Some records
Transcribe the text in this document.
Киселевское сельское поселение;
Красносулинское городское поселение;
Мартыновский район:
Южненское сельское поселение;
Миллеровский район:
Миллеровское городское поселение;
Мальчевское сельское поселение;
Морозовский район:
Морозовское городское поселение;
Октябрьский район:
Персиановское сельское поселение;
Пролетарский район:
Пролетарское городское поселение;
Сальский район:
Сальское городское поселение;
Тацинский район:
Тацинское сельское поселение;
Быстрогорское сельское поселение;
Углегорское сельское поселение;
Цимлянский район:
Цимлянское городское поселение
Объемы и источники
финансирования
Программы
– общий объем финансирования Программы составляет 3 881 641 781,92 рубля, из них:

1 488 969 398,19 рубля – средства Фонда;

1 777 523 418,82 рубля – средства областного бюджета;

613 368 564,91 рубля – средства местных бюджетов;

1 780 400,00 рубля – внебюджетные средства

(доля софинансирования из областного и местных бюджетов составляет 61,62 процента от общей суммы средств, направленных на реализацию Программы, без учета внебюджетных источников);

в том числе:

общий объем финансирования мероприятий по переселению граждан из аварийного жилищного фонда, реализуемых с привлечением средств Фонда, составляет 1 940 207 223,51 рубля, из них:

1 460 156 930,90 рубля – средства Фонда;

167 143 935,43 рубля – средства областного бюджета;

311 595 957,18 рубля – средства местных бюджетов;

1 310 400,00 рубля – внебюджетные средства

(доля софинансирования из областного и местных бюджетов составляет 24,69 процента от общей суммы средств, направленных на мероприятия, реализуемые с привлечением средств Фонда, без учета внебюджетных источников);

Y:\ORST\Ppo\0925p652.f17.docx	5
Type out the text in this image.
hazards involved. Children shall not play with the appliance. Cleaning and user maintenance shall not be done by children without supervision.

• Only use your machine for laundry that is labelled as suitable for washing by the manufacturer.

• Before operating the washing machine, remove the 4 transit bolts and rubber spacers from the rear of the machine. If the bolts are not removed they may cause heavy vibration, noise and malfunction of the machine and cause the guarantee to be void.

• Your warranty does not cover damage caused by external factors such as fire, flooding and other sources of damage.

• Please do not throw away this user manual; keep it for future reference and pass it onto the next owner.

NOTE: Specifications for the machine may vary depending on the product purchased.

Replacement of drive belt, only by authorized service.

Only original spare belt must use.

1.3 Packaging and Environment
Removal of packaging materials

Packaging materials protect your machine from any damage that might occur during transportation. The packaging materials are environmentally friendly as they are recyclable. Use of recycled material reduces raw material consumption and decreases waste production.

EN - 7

◆ Task prompt: Output all of the data above without any alteration.

◆ Expected answer:
Transcribe the text in this document.
Киселевское сельское поселение;
Красносулинское городское поселение;
Мартыновский район:
Южненское сельское поселение;
Миллеровский район:
Миллеровское городское поселение;
Мальчевское сельское поселение;
Морозовский район:
Морозовское городское поселение;
Октябрьский район:
Персиановское сельское поселение;
Пролетарский район:
Пролетарское городское поселение;
Сальский район:
Сальское городское поселение;
Тацинский район:
Тацинское сельское поселение;
Быстрогорское сельское поселение;
Углегорское сельское поселение;
Цимлянский район:
Цимлянское городское поселение
Объемы и источники
финансирования
Программы
– общий объем финансирования Программы составляет 3 881 641 781,92 рубля, из них:

1 488 969 398,19 рубля – средства Фонда;

1 777 523 418,82 рубля – средства областного бюджета;

613 368 564,91 рубля – средства местных бюджетов;

1 780 400,00 рубля – внебюджетные средства

(доля софинансирования из областного и местных бюджетов составляет 61,62 процента от общей суммы средств, направленных на реализацию Программы, без учета внебюджетных источников);

в том числе:

общий объем финансирования мероприятий по переселению граждан из аварийного жилищного фонда, реализуемых с привлечением средств Фонда, составляет 1 940 207 223,51 рубля, из них:

1 460 156 930,90 рубля – средства Фонда;

167 143 935,43 рубля – средства областного бюджета;

311 595 957,18 рубля – средства местных бюджетов;

1 310 400,00 рубля – внебюджетные средства

(доля софинансирования из областного и местных бюджетов составляет 24,69 процента от общей суммы средств, направленных на мероприятия, реализуемые с привлечением средств Фонда, без учета внебюджетных источников);

Y:\ORST\Ppo\0925p652.f17.docx	5
Type out the text in this image.
hazards involved. Children shall not play with the appliance. Cleaning and user maintenance shall not be done by children without supervision.

• Only use your machine for laundry that is labelled as suitable for washing by the manufacturer.

• Before operating the washing machine, remove the 4 transit bolts and rubber spacers from the rear of the machine. If the bolts are not removed they may cause heavy vibration, noise and malfunction of the machine and cause the guarantee to be void.

• Your warranty does not cover damage caused by external factors such as fire, flooding and other sources of damage.

• Please do not throw away this user manual; keep it for future reference and pass it onto the next owner.

NOTE: Specifications for the machine may vary depending on the product purchased.

Replacement of drive belt, only by authorized service.

Only original spare belt must use.

1.3 Packaging and Environment
Removal of packaging materials

Packaging materials protect your machine from any damage that might occur during transportation. The packaging materials are environmentally friendly as they are recyclable. Use of recycled material reduces raw material consumption and decreases waste production.

EN - 7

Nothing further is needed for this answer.